Requirement ::
Leave out the pictures, and quote exactly the lines running from the one with "Output the underlying" through the last line of the entries below.

Rows ::

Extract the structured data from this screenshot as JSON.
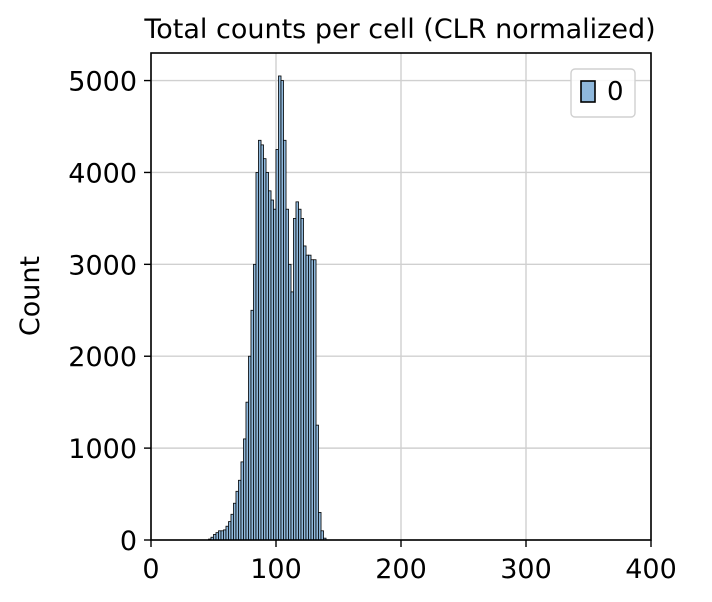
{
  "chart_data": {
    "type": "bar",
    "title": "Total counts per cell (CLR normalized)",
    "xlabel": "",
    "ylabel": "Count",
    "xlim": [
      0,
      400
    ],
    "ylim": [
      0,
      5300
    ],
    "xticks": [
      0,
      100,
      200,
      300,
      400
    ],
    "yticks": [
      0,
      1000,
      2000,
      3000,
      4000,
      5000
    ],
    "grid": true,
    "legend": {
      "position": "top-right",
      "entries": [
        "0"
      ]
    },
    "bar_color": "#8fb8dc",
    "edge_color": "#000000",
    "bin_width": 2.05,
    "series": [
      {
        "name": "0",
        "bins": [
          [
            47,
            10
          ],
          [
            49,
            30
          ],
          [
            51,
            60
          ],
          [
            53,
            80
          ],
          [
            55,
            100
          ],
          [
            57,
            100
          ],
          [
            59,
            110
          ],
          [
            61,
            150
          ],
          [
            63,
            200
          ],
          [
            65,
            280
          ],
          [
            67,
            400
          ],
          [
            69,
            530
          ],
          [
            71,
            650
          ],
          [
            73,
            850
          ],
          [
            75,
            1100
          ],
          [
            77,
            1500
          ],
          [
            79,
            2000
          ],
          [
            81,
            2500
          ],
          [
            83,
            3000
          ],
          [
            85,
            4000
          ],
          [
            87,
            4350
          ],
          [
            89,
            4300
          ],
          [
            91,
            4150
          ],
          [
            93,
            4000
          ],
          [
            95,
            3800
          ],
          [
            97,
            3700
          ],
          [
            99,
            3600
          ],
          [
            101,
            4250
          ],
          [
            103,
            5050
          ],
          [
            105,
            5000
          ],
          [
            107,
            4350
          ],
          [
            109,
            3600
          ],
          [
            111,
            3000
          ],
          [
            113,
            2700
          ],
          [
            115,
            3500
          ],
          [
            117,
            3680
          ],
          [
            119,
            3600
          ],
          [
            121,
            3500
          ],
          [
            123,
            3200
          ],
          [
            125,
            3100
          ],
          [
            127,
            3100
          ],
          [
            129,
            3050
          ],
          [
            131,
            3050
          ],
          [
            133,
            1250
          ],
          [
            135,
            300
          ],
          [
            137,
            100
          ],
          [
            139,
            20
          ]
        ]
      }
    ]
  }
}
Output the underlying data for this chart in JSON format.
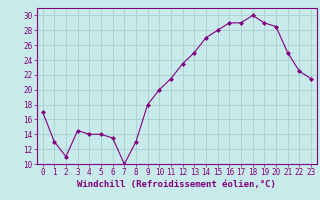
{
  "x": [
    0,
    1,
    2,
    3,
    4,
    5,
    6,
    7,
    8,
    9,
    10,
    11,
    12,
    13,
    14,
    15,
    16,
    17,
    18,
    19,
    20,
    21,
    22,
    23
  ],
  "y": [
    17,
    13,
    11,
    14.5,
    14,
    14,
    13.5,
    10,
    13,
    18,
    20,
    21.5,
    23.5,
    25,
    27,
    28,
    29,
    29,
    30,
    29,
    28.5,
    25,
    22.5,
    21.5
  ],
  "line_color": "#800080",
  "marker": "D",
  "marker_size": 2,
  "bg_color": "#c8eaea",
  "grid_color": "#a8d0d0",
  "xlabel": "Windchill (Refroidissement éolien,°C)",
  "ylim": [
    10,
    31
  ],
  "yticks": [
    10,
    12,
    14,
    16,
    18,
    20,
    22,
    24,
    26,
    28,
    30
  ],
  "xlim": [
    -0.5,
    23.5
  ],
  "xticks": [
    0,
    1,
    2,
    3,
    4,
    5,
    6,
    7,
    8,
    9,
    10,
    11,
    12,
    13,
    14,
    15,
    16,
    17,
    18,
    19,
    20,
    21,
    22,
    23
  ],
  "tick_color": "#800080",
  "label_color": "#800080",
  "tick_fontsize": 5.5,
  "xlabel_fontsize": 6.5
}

Solution for this task ::
Output the underlying data for this chart in JSON format.
{
  "x": [
    0,
    1,
    2,
    3,
    4,
    5,
    6,
    7,
    8,
    9,
    10,
    11,
    12,
    13,
    14,
    15,
    16,
    17,
    18,
    19,
    20,
    21,
    22,
    23
  ],
  "y": [
    17,
    13,
    11,
    14.5,
    14,
    14,
    13.5,
    10,
    13,
    18,
    20,
    21.5,
    23.5,
    25,
    27,
    28,
    29,
    29,
    30,
    29,
    28.5,
    25,
    22.5,
    21.5
  ],
  "line_color": "#800080",
  "marker": "D",
  "marker_size": 2,
  "bg_color": "#c8eaea",
  "grid_color": "#a8d0d0",
  "xlabel": "Windchill (Refroidissement éolien,°C)",
  "ylim": [
    10,
    31
  ],
  "yticks": [
    10,
    12,
    14,
    16,
    18,
    20,
    22,
    24,
    26,
    28,
    30
  ],
  "xlim": [
    -0.5,
    23.5
  ],
  "xticks": [
    0,
    1,
    2,
    3,
    4,
    5,
    6,
    7,
    8,
    9,
    10,
    11,
    12,
    13,
    14,
    15,
    16,
    17,
    18,
    19,
    20,
    21,
    22,
    23
  ],
  "tick_color": "#800080",
  "label_color": "#800080",
  "tick_fontsize": 5.5,
  "xlabel_fontsize": 6.5
}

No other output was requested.